[Stored entries]
* * * * * * * * *
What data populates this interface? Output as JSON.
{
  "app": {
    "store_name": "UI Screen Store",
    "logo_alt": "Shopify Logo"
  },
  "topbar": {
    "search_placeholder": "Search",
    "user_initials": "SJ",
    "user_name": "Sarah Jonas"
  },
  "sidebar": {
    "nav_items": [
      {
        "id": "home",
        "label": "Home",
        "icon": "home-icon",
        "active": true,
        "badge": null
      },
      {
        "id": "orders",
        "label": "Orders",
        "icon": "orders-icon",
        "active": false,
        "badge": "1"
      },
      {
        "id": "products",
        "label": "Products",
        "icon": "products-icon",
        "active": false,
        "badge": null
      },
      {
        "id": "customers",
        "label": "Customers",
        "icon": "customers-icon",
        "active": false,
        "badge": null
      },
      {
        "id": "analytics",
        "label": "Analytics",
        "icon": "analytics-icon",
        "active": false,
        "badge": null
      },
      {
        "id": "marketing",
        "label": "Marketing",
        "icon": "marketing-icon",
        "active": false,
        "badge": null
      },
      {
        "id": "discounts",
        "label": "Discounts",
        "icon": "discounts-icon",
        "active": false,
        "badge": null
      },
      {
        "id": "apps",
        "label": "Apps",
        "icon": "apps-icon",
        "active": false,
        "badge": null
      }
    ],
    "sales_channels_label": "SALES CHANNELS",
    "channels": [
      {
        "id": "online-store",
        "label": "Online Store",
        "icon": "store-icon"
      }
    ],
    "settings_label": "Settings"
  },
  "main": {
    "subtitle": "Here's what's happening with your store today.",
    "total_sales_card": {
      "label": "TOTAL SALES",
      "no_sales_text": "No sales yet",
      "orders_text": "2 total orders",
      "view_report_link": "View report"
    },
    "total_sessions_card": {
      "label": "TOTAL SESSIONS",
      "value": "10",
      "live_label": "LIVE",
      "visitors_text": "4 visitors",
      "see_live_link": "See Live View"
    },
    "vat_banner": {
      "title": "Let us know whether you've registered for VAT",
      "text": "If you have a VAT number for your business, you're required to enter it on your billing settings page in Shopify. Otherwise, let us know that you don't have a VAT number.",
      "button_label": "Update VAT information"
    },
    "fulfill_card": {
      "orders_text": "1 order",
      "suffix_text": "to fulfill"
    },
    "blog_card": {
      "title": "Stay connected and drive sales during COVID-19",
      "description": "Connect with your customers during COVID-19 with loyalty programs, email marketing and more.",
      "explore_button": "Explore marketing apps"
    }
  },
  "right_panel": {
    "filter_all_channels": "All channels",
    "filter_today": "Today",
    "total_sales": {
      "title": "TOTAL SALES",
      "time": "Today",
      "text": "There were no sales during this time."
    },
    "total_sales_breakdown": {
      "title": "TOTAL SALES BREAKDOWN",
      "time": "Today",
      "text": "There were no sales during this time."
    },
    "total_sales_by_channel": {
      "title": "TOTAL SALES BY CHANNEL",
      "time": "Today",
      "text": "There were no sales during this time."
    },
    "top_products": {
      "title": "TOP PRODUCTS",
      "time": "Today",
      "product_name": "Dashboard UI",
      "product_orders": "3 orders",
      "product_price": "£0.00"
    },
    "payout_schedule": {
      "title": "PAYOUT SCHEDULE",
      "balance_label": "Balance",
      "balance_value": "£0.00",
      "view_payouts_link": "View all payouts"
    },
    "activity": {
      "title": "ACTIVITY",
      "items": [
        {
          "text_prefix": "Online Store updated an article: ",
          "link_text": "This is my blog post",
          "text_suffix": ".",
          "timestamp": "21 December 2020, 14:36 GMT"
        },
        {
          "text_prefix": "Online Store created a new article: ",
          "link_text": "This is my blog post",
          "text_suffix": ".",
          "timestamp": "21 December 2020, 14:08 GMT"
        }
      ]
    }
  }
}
* * * * * * * * *
EXERCISE PROMPT:
Return all lines with the word "December" in them.

EXERCISE RESULT:
          "timestamp": "21 December 2020, 14:36 GMT"
          "timestamp": "21 December 2020, 14:08 GMT"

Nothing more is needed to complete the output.